--- START ---

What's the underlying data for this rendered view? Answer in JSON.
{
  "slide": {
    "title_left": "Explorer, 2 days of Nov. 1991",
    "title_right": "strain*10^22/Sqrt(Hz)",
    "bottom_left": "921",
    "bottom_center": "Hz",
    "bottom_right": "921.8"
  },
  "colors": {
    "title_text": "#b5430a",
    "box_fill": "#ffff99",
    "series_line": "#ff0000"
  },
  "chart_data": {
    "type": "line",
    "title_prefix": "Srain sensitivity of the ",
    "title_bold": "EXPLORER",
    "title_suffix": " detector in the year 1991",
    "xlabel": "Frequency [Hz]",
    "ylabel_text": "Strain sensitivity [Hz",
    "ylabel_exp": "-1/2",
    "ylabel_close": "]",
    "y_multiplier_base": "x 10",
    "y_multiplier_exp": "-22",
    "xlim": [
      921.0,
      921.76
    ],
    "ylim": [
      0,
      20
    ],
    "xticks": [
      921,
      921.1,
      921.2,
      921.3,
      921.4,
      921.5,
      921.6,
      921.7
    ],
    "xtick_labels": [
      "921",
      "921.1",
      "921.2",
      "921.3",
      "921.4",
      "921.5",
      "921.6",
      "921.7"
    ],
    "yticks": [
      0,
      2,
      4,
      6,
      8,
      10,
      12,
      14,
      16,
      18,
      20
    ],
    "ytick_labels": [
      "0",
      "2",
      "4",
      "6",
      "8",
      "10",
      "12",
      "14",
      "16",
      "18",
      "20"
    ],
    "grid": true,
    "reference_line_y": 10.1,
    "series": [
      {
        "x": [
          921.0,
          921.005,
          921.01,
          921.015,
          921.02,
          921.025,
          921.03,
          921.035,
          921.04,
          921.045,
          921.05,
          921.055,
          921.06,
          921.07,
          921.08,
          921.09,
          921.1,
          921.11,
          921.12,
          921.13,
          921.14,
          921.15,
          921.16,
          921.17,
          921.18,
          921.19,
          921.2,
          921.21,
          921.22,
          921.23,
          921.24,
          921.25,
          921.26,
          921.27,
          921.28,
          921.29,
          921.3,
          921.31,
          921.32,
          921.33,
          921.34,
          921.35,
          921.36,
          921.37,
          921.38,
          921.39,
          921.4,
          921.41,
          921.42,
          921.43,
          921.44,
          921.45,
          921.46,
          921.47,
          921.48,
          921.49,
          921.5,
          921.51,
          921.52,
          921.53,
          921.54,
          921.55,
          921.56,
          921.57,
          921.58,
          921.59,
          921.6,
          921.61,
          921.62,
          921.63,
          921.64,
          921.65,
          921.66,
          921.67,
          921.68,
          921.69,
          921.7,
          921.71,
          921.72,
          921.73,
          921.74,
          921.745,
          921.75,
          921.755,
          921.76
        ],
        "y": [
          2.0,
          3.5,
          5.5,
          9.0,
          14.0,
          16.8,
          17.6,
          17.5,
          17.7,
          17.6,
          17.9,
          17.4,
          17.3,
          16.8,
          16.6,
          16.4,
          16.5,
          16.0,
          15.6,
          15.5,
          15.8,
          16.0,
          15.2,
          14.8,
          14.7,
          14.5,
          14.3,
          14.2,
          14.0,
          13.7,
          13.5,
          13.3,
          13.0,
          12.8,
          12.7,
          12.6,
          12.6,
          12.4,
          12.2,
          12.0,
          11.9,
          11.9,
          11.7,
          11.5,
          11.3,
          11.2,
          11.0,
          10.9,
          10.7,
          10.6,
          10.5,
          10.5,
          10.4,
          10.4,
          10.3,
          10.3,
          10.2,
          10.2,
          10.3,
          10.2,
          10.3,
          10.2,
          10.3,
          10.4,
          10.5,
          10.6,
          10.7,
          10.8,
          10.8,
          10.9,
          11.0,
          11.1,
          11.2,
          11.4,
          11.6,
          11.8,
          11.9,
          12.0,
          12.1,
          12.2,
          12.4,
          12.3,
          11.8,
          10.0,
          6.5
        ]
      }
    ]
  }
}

--- END ---

#### GIVEN INSTRUCTION
Which lines contain "sensitivity"? Copy each of them out.

#### FINAL RESULT
    "title_prefix": "Srain sensitivity of the ",
    "ylabel_text": "Strain sensitivity [Hz",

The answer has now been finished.